Short exercise - Your task is to copy every line of the entries that contains "swarmpit".

Extracted information -
|---|

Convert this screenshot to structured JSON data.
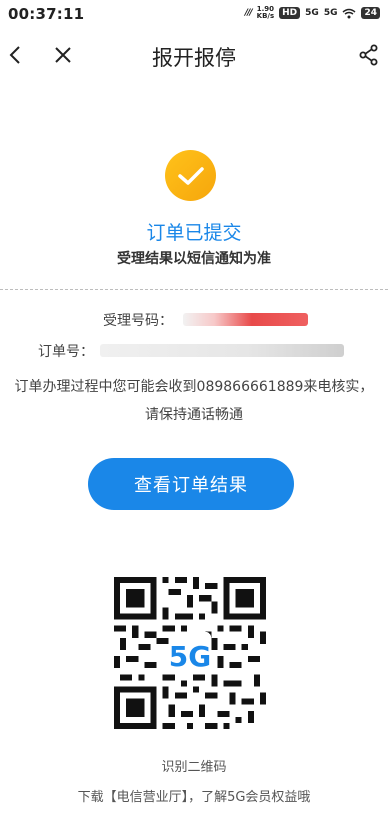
{
  "status_bar": {
    "time": "00:37:11",
    "speed": "1.90",
    "speed_unit": "KB/s",
    "hd": "HD",
    "net1": "5G",
    "net2": "5G",
    "battery": "24"
  },
  "nav": {
    "title": "报开报停",
    "back_icon": "chevron-left-icon",
    "close_icon": "close-icon",
    "share_icon": "share-icon"
  },
  "status": {
    "headline": "订单已提交",
    "subtext": "受理结果以短信通知为准",
    "accent_color": "#1a87e8",
    "check_color": "#f6b012"
  },
  "details": {
    "accept_label": "受理号码：",
    "order_label": "订单号：",
    "message": "订单办理过程中您可能会收到089866661889来电核实，请保持通话畅通"
  },
  "primary_button": {
    "label": "查看订单结果"
  },
  "qr": {
    "badge": "5G",
    "caption": "识别二维码",
    "download_text": "下载【电信营业厅】，了解5G会员权益哦"
  }
}
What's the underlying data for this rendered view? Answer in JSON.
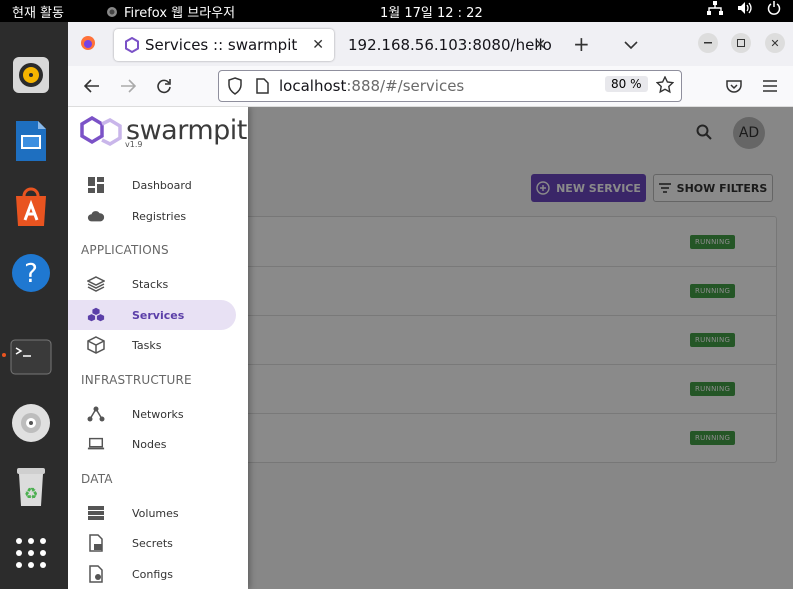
{
  "topbar": {
    "activities": "현재 활동",
    "app_name": "Firefox 웹 브라우저",
    "clock": "1월 17일  12 : 22"
  },
  "dock": {
    "items": [
      "rhythmbox-icon",
      "libreoffice-impress-icon",
      "app-center-icon",
      "help-icon",
      "terminal-icon",
      "dvd-icon",
      "trash-icon",
      "app-grid-icon"
    ]
  },
  "browser": {
    "tabs": [
      {
        "title": "Services :: swarmpit",
        "active": true
      },
      {
        "title": "192.168.56.103:8080/hello",
        "active": false
      }
    ],
    "url_host": "localhost",
    "url_rest": ":888/#/services",
    "zoom": "80 %"
  },
  "header": {
    "avatar_initials": "AD"
  },
  "toolbar": {
    "new_service_label": "NEW SERVICE",
    "show_filters_label": "SHOW FILTERS"
  },
  "services": {
    "rows": [
      {
        "status": "RUNNING"
      },
      {
        "status": "RUNNING"
      },
      {
        "status": "RUNNING"
      },
      {
        "status": "RUNNING"
      },
      {
        "status": "RUNNING"
      }
    ]
  },
  "sidebar": {
    "logo_text": "swarmpit",
    "version": "v1.9",
    "items": [
      {
        "label": "Dashboard",
        "icon": "dashboard-icon"
      },
      {
        "label": "Registries",
        "icon": "cloud-icon"
      },
      {
        "label": "Stacks",
        "icon": "stacks-icon"
      },
      {
        "label": "Services",
        "icon": "services-icon",
        "active": true
      },
      {
        "label": "Tasks",
        "icon": "tasks-icon"
      },
      {
        "label": "Networks",
        "icon": "networks-icon"
      },
      {
        "label": "Nodes",
        "icon": "nodes-icon"
      },
      {
        "label": "Volumes",
        "icon": "volumes-icon"
      },
      {
        "label": "Secrets",
        "icon": "secrets-icon"
      },
      {
        "label": "Configs",
        "icon": "configs-icon"
      }
    ],
    "sections": [
      "APPLICATIONS",
      "INFRASTRUCTURE",
      "DATA"
    ]
  },
  "colors": {
    "accent": "#6b46c1",
    "running": "#43a047",
    "active_bg": "#e8e1f4"
  }
}
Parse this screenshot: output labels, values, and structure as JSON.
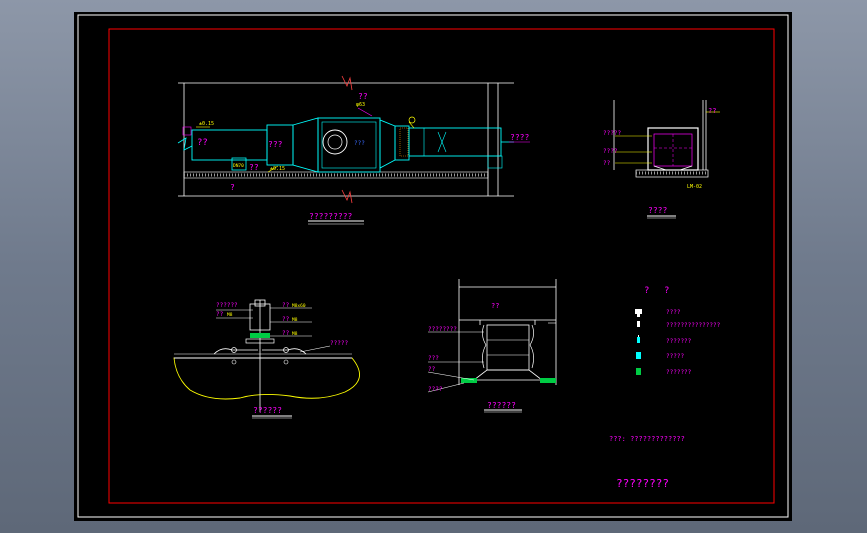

|---|

Response to this task -
        "title": "Services :: swarmpit",
    "logo_text": "swarmpit",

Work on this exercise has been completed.